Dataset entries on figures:
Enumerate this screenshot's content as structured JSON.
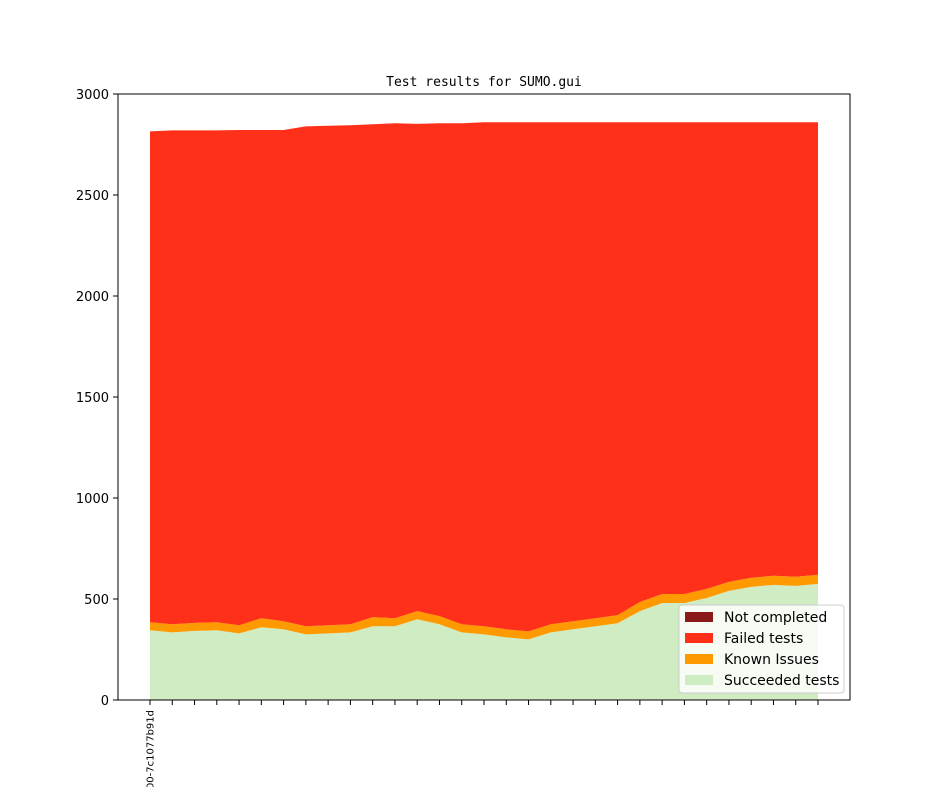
{
  "chart_data": {
    "type": "area",
    "title": "Test results for SUMO.gui",
    "xlabel": "",
    "ylabel": "",
    "ylim": [
      0,
      3000
    ],
    "yticks": [
      0,
      500,
      1000,
      1500,
      2000,
      2500,
      3000
    ],
    "x_tick_count": 31,
    "x_tick_labels": [
      "00-7c1077b91d"
    ],
    "legend_position": "lower-right",
    "grid": false,
    "series": [
      {
        "name": "Succeeded tests",
        "color": "#d0ecc2",
        "values": [
          345,
          335,
          342,
          345,
          330,
          360,
          350,
          325,
          330,
          335,
          365,
          365,
          400,
          375,
          335,
          325,
          310,
          300,
          335,
          350,
          365,
          380,
          440,
          480,
          480,
          505,
          540,
          560,
          570,
          565,
          575
        ]
      },
      {
        "name": "Known Issues",
        "color": "#ff9900",
        "values": [
          40,
          40,
          40,
          40,
          40,
          45,
          40,
          40,
          40,
          40,
          45,
          40,
          40,
          40,
          40,
          40,
          40,
          40,
          40,
          40,
          40,
          40,
          45,
          45,
          45,
          45,
          45,
          45,
          45,
          45,
          45
        ]
      },
      {
        "name": "Failed tests",
        "color": "#ff3019",
        "values": [
          2430,
          2445,
          2438,
          2435,
          2452,
          2417,
          2432,
          2475,
          2473,
          2470,
          2440,
          2450,
          2412,
          2440,
          2480,
          2495,
          2510,
          2520,
          2485,
          2470,
          2455,
          2440,
          2375,
          2335,
          2335,
          2310,
          2275,
          2255,
          2245,
          2250,
          2240
        ]
      },
      {
        "name": "Not completed",
        "color": "#8b1a1a",
        "values": [
          0,
          0,
          0,
          0,
          0,
          0,
          0,
          0,
          0,
          0,
          0,
          0,
          0,
          0,
          0,
          0,
          0,
          0,
          0,
          0,
          0,
          0,
          0,
          0,
          0,
          0,
          0,
          0,
          0,
          0,
          0
        ]
      }
    ],
    "legend_order": [
      "Not completed",
      "Failed tests",
      "Known Issues",
      "Succeeded tests"
    ]
  }
}
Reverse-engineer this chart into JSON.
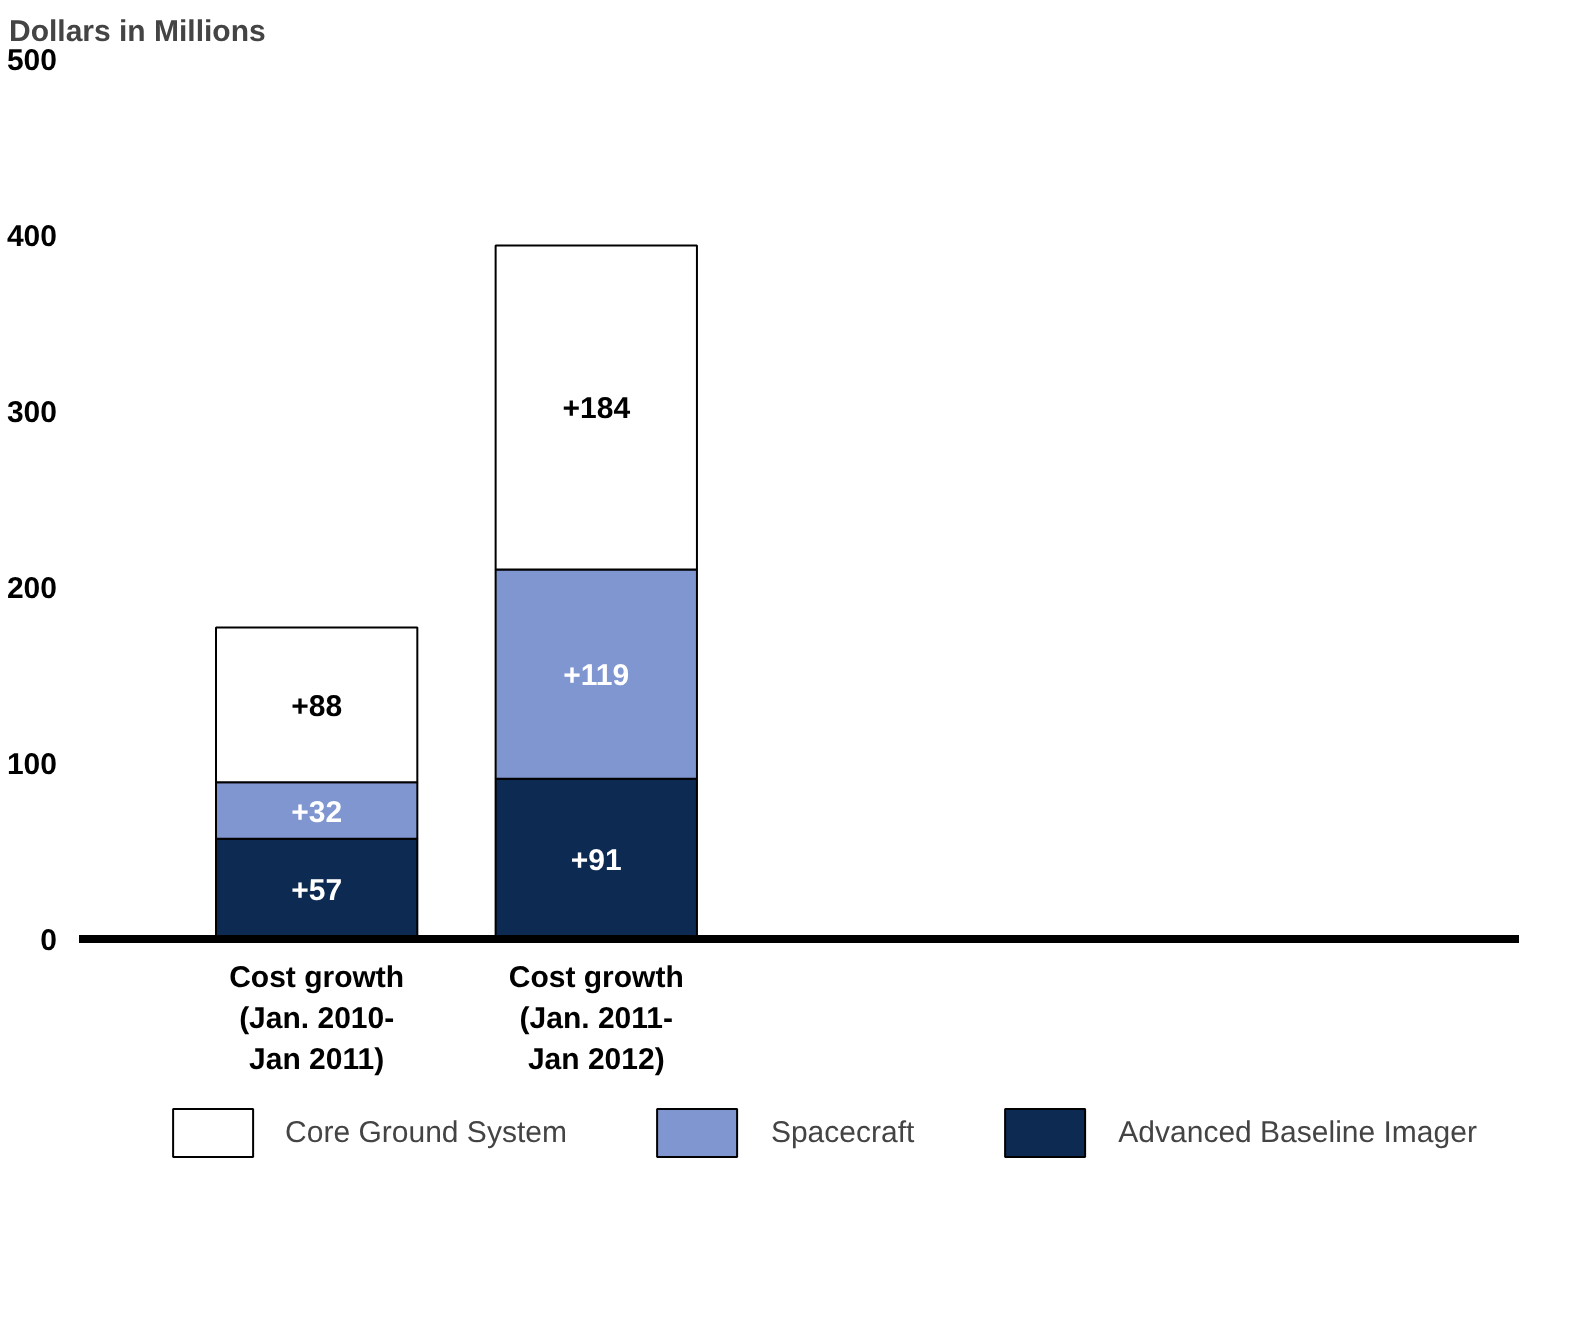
{
  "chart_data": {
    "type": "bar",
    "stacked": true,
    "ylabel": "Dollars in Millions",
    "categories": [
      "Cost growth\n(Jan. 2010-\nJan 2011)",
      "Cost growth\n(Jan. 2011-\nJan 2012)"
    ],
    "series": [
      {
        "name": "Advanced Baseline Imager",
        "color": "#0d2a52",
        "values": [
          57,
          91
        ],
        "value_labels": [
          "+57",
          "+91"
        ]
      },
      {
        "name": "Spacecraft",
        "color": "#7f96d0",
        "values": [
          32,
          119
        ],
        "value_labels": [
          "+32",
          "+119"
        ]
      },
      {
        "name": "Core Ground System",
        "color": "#ffffff",
        "values": [
          88,
          184
        ],
        "value_labels": [
          "+88",
          "+184"
        ]
      }
    ],
    "ylim": [
      0,
      500
    ],
    "yticks": [
      0,
      100,
      200,
      300,
      400,
      500
    ],
    "grid": false,
    "legend": "bottom"
  }
}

BRIEF: Your copy should hold every record word for word and none of the pictures.

WORKED SOLUTION:
Enumerate this screenshot's content as structured JSON.
{
  "chart_data": {
    "type": "area",
    "title": "Test results for SUMO.gui",
    "xlabel": "",
    "ylabel": "",
    "ylim": [
      0,
      3000
    ],
    "yticks": [
      0,
      500,
      1000,
      1500,
      2000,
      2500,
      3000
    ],
    "x_tick_count": 31,
    "x_tick_labels": [
      "00-7c1077b91d"
    ],
    "legend_position": "lower-right",
    "grid": false,
    "series": [
      {
        "name": "Succeeded tests",
        "color": "#d0ecc2",
        "values": [
          345,
          335,
          342,
          345,
          330,
          360,
          350,
          325,
          330,
          335,
          365,
          365,
          400,
          375,
          335,
          325,
          310,
          300,
          335,
          350,
          365,
          380,
          440,
          480,
          480,
          505,
          540,
          560,
          570,
          565,
          575
        ]
      },
      {
        "name": "Known Issues",
        "color": "#ff9900",
        "values": [
          40,
          40,
          40,
          40,
          40,
          45,
          40,
          40,
          40,
          40,
          45,
          40,
          40,
          40,
          40,
          40,
          40,
          40,
          40,
          40,
          40,
          40,
          45,
          45,
          45,
          45,
          45,
          45,
          45,
          45,
          45
        ]
      },
      {
        "name": "Failed tests",
        "color": "#ff3019",
        "values": [
          2430,
          2445,
          2438,
          2435,
          2452,
          2417,
          2432,
          2475,
          2473,
          2470,
          2440,
          2450,
          2412,
          2440,
          2480,
          2495,
          2510,
          2520,
          2485,
          2470,
          2455,
          2440,
          2375,
          2335,
          2335,
          2310,
          2275,
          2255,
          2245,
          2250,
          2240
        ]
      },
      {
        "name": "Not completed",
        "color": "#8b1a1a",
        "values": [
          0,
          0,
          0,
          0,
          0,
          0,
          0,
          0,
          0,
          0,
          0,
          0,
          0,
          0,
          0,
          0,
          0,
          0,
          0,
          0,
          0,
          0,
          0,
          0,
          0,
          0,
          0,
          0,
          0,
          0,
          0
        ]
      }
    ],
    "legend_order": [
      "Not completed",
      "Failed tests",
      "Known Issues",
      "Succeeded tests"
    ]
  }
}
Reverse-engineer this chart into JSON.
{
  "chart_data": {
    "type": "bar",
    "stacked": true,
    "ylabel": "Dollars in Millions",
    "categories": [
      "Cost growth\n(Jan. 2010-\nJan 2011)",
      "Cost growth\n(Jan. 2011-\nJan 2012)"
    ],
    "series": [
      {
        "name": "Advanced Baseline Imager",
        "color": "#0d2a52",
        "values": [
          57,
          91
        ],
        "value_labels": [
          "+57",
          "+91"
        ]
      },
      {
        "name": "Spacecraft",
        "color": "#7f96d0",
        "values": [
          32,
          119
        ],
        "value_labels": [
          "+32",
          "+119"
        ]
      },
      {
        "name": "Core Ground System",
        "color": "#ffffff",
        "values": [
          88,
          184
        ],
        "value_labels": [
          "+88",
          "+184"
        ]
      }
    ],
    "ylim": [
      0,
      500
    ],
    "yticks": [
      0,
      100,
      200,
      300,
      400,
      500
    ],
    "grid": false,
    "legend": "bottom"
  }
}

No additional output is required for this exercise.